**SHORT TASK**
Give every line from the entries that contains "ylabel".

**RECORDS SUPPLIED**
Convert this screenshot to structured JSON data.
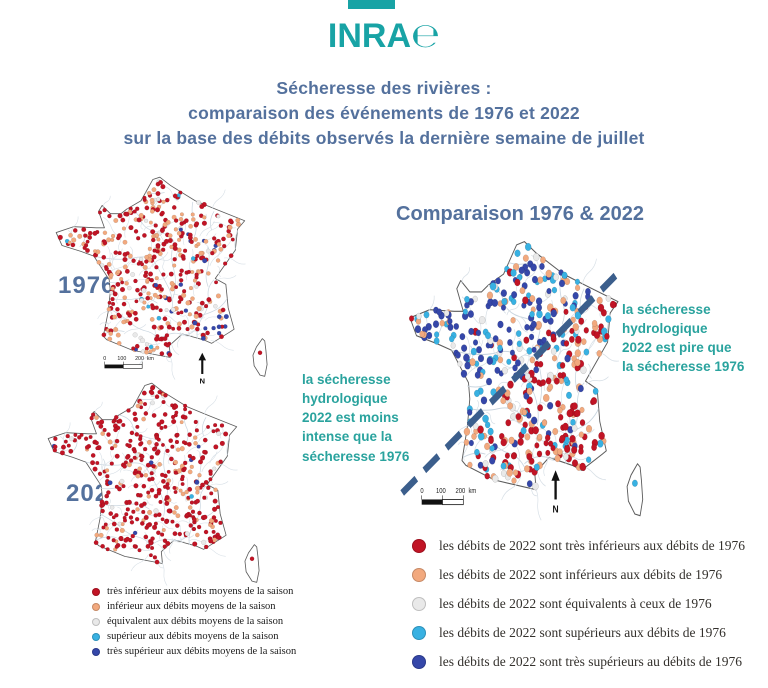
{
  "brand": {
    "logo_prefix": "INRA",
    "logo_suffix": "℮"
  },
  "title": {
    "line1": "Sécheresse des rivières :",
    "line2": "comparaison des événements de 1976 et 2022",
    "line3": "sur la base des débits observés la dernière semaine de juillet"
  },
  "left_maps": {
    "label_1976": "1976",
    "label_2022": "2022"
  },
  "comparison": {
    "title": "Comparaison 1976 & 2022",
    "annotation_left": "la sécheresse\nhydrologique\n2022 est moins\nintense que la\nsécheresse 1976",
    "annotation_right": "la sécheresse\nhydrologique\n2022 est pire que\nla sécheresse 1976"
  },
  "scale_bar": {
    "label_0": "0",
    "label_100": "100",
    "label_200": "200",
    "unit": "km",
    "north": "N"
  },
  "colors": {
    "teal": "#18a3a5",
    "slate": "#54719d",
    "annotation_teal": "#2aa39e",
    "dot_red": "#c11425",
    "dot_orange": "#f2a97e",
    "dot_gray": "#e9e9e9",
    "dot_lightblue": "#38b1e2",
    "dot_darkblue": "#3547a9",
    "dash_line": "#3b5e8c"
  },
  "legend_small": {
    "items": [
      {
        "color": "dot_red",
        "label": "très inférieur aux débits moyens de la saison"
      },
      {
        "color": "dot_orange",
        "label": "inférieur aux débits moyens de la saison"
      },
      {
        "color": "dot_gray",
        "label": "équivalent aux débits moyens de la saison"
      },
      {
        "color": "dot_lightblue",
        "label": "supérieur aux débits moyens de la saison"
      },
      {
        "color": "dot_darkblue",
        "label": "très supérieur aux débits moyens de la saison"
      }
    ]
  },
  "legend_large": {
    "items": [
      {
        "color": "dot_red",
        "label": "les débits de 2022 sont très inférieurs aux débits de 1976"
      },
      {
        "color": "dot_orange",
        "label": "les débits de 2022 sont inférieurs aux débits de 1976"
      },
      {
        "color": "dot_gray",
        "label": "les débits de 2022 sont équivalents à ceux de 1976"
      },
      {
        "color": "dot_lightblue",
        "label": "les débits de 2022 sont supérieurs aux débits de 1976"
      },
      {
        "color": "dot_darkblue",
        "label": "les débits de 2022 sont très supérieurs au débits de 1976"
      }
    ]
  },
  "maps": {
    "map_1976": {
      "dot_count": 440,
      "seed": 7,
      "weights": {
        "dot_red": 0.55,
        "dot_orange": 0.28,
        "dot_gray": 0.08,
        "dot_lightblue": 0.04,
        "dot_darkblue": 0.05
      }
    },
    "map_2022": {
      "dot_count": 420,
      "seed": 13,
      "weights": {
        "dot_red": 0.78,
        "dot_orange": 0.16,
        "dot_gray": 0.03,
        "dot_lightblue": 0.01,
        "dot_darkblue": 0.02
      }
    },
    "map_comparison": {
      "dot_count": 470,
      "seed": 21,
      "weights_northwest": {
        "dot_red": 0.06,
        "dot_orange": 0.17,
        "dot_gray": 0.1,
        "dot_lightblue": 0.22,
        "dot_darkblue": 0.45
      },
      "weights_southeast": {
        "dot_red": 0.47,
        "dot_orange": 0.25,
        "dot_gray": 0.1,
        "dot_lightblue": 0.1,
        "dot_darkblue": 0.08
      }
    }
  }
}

--

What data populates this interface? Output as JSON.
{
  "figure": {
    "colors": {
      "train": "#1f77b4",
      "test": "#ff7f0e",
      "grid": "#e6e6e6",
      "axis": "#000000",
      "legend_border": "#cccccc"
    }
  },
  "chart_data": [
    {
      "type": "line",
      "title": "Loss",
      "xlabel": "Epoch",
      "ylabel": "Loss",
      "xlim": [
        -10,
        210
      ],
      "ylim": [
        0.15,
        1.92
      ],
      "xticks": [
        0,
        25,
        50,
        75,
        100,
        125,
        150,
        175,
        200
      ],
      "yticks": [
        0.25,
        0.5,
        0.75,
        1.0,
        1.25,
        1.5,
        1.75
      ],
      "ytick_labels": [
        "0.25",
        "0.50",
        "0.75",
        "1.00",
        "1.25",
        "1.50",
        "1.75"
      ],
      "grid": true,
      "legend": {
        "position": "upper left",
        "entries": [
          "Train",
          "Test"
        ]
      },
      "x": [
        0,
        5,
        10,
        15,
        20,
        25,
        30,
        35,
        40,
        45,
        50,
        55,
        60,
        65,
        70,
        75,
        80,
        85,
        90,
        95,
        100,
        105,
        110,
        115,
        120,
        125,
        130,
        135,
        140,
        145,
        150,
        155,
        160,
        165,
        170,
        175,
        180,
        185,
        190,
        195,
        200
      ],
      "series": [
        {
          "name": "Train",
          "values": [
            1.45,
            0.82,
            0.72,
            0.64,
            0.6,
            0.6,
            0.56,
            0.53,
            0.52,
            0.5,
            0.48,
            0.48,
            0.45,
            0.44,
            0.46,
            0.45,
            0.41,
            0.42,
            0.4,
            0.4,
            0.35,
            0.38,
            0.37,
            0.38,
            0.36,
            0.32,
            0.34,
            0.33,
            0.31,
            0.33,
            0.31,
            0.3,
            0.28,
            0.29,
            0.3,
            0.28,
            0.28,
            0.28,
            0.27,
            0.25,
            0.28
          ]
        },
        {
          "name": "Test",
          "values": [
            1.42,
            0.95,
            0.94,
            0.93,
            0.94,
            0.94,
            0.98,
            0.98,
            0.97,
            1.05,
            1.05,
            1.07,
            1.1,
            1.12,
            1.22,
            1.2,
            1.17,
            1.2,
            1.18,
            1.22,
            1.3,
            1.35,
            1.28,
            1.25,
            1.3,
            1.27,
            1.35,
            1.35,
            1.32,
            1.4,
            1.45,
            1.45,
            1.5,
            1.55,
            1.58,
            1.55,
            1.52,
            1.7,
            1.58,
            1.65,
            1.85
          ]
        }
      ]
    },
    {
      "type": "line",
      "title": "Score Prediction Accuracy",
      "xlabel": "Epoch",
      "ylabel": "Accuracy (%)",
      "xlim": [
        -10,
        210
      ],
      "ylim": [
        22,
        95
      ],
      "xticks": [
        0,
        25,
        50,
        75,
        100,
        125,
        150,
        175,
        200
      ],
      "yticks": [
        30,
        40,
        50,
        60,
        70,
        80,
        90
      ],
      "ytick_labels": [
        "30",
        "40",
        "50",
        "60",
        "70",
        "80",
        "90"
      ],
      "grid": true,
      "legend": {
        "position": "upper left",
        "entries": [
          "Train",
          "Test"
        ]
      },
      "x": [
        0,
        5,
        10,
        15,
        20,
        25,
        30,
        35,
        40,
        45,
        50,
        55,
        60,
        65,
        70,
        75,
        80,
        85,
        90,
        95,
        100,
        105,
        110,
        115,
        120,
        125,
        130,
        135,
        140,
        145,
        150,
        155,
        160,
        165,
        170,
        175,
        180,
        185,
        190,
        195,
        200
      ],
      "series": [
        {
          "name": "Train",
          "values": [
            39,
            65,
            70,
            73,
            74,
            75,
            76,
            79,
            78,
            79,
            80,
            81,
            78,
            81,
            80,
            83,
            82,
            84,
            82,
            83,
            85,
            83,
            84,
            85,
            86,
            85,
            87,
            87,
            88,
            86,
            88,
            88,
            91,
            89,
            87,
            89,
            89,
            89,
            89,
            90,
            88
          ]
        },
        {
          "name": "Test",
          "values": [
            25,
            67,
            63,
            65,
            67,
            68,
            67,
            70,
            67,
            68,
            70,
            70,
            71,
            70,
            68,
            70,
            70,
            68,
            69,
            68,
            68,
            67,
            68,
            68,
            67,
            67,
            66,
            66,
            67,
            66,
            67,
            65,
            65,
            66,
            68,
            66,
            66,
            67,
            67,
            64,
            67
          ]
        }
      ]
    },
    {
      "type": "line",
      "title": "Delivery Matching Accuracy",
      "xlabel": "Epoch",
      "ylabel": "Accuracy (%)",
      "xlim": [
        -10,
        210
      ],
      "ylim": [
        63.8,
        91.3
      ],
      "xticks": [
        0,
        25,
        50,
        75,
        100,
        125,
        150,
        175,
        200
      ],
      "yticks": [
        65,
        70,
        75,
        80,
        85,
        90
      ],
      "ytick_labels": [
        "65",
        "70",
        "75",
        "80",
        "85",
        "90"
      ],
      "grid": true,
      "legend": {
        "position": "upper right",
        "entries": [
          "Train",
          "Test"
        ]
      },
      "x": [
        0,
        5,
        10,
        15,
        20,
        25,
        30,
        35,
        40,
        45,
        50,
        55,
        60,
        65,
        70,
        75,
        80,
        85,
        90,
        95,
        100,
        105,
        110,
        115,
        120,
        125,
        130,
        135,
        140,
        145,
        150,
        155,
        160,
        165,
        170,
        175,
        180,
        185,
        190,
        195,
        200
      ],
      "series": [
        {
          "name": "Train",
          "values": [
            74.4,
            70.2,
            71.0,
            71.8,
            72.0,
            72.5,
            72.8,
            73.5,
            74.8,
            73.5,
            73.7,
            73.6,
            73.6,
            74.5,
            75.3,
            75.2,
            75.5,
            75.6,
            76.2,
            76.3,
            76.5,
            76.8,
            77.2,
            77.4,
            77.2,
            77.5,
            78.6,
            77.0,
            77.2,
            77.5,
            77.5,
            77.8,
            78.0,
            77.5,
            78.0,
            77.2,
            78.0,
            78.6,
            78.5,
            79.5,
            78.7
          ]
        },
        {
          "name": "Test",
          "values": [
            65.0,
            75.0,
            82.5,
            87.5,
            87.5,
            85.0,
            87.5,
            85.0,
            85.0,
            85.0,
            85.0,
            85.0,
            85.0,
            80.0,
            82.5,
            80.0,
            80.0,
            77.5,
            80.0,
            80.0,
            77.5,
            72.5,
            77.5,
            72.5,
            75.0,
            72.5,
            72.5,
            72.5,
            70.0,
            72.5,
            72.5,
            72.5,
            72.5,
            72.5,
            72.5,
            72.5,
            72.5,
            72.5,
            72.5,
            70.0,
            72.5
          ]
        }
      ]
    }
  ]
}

---

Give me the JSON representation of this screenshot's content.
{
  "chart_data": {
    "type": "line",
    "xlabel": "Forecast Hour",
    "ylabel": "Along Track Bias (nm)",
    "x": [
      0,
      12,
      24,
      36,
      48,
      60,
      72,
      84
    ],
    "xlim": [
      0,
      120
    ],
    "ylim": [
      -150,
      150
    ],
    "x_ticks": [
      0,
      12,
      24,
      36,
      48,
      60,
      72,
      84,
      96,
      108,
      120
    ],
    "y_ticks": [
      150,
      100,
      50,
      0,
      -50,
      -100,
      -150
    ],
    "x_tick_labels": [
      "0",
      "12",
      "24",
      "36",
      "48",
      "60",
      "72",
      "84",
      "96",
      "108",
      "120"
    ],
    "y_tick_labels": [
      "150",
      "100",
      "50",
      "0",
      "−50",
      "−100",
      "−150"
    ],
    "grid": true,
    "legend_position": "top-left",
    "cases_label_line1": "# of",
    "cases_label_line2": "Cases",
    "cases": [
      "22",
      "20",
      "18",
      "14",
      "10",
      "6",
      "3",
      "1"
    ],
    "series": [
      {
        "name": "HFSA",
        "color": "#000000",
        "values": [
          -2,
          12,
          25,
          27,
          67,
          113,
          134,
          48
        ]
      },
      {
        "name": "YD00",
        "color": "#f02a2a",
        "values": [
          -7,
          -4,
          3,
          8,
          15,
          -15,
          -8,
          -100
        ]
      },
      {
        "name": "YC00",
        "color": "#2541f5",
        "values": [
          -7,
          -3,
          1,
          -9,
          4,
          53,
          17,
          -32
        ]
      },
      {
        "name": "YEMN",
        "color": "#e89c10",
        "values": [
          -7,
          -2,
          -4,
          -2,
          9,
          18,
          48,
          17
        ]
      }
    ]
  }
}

**SOLUTION FOR THIS PROBLEM**
      "ylabel": "Loss",
      "ylabel": "Accuracy (%)",
      "ylabel": "Accuracy (%)",
    "ylabel": "Along Track Bias (nm)",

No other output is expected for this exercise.